-- What to work on --
Copy out the listing that follows, exactly, without its pictures.

* * * * * * *

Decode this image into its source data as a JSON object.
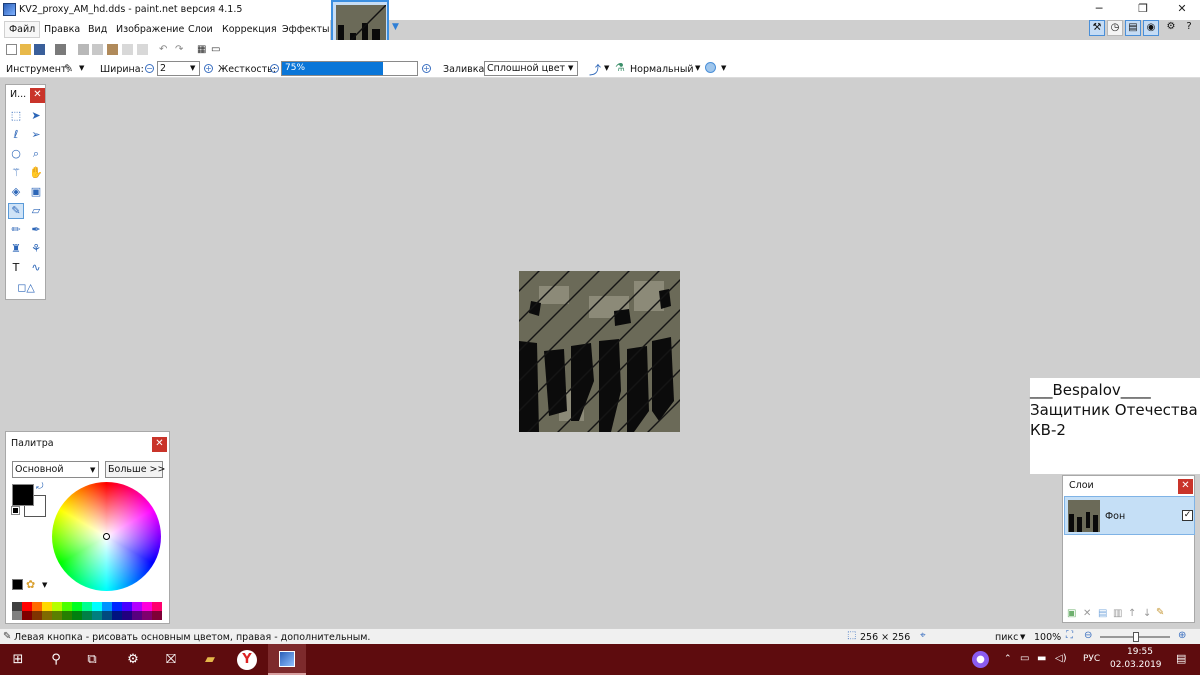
{
  "window": {
    "title": "KV2_proxy_AM_hd.dds - paint.net версия 4.1.5"
  },
  "menu": [
    {
      "label": "Файл"
    },
    {
      "label": "Правка"
    },
    {
      "label": "Вид"
    },
    {
      "label": "Изображение"
    },
    {
      "label": "Слои"
    },
    {
      "label": "Коррекция"
    },
    {
      "label": "Эффекты"
    }
  ],
  "toolbar": {
    "tool_label": "Инструмент:",
    "width_label": "Ширина:",
    "width_value": "2",
    "hardness_label": "Жесткость:",
    "hardness_value": "75%",
    "hardness_fraction": 0.75,
    "fill_label": "Заливка:",
    "fill_value": "Сплошной цвет",
    "blend_mode": "Нормальный"
  },
  "tools_panel": {
    "title": "И..."
  },
  "palette": {
    "title": "Палитра",
    "mode": "Основной",
    "more_button": "Больше >>",
    "primary_color": "#000000",
    "secondary_color": "#ffffff",
    "swatches_top": [
      "#404040",
      "#ff0000",
      "#ff6a00",
      "#ffd800",
      "#b6ff00",
      "#4cff00",
      "#00ff21",
      "#00ff90",
      "#00ffff",
      "#0094ff",
      "#0026ff",
      "#4800ff",
      "#b200ff",
      "#ff00dc",
      "#ff006e"
    ],
    "swatches_bottom": [
      "#808080",
      "#7f0000",
      "#7f3300",
      "#7f6a00",
      "#5b7f00",
      "#267f00",
      "#007f0e",
      "#007f46",
      "#007f7f",
      "#004a7f",
      "#00137f",
      "#21007f",
      "#57007f",
      "#7f006e",
      "#7f0037"
    ]
  },
  "annotation": {
    "line1": "___Bespalov____",
    "line2": "Защитник Отечества",
    "line3": "КВ-2"
  },
  "layers": {
    "title": "Слои",
    "items": [
      {
        "name": "Фон",
        "visible": true
      }
    ]
  },
  "status": {
    "hint": "Левая кнопка - рисовать основным цветом, правая - дополнительным.",
    "image_size": "256 × 256",
    "units": "пикс",
    "zoom": "100%"
  },
  "taskbar": {
    "language": "РУС",
    "time": "19:55",
    "date": "02.03.2019"
  }
}
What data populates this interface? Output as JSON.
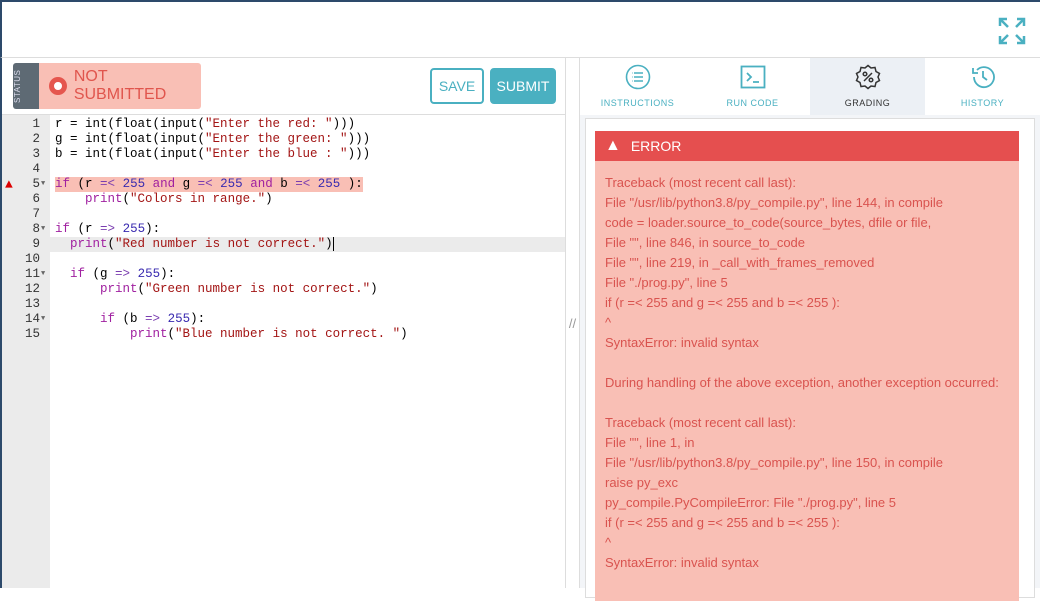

* * * * * * *

-- Output of the task --
Decode this image into its source data as a JSON object.
{
  "window": {
    "title": "KV2_proxy_AM_hd.dds - paint.net версия 4.1.5"
  },
  "menu": [
    {
      "label": "Файл"
    },
    {
      "label": "Правка"
    },
    {
      "label": "Вид"
    },
    {
      "label": "Изображение"
    },
    {
      "label": "Слои"
    },
    {
      "label": "Коррекция"
    },
    {
      "label": "Эффекты"
    }
  ],
  "toolbar": {
    "tool_label": "Инструмент:",
    "width_label": "Ширина:",
    "width_value": "2",
    "hardness_label": "Жесткость:",
    "hardness_value": "75%",
    "hardness_fraction": 0.75,
    "fill_label": "Заливка:",
    "fill_value": "Сплошной цвет",
    "blend_mode": "Нормальный"
  },
  "tools_panel": {
    "title": "И..."
  },
  "palette": {
    "title": "Палитра",
    "mode": "Основной",
    "more_button": "Больше >>",
    "primary_color": "#000000",
    "secondary_color": "#ffffff",
    "swatches_top": [
      "#404040",
      "#ff0000",
      "#ff6a00",
      "#ffd800",
      "#b6ff00",
      "#4cff00",
      "#00ff21",
      "#00ff90",
      "#00ffff",
      "#0094ff",
      "#0026ff",
      "#4800ff",
      "#b200ff",
      "#ff00dc",
      "#ff006e"
    ],
    "swatches_bottom": [
      "#808080",
      "#7f0000",
      "#7f3300",
      "#7f6a00",
      "#5b7f00",
      "#267f00",
      "#007f0e",
      "#007f46",
      "#007f7f",
      "#004a7f",
      "#00137f",
      "#21007f",
      "#57007f",
      "#7f006e",
      "#7f0037"
    ]
  },
  "annotation": {
    "line1": "___Bespalov____",
    "line2": "Защитник Отечества",
    "line3": "КВ-2"
  },
  "layers": {
    "title": "Слои",
    "items": [
      {
        "name": "Фон",
        "visible": true
      }
    ]
  },
  "status": {
    "hint": "Левая кнопка - рисовать основным цветом, правая - дополнительным.",
    "image_size": "256 × 256",
    "units": "пикс",
    "zoom": "100%"
  },
  "taskbar": {
    "language": "РУС",
    "time": "19:55",
    "date": "02.03.2019"
  }
}
What data populates this interface? Output as JSON.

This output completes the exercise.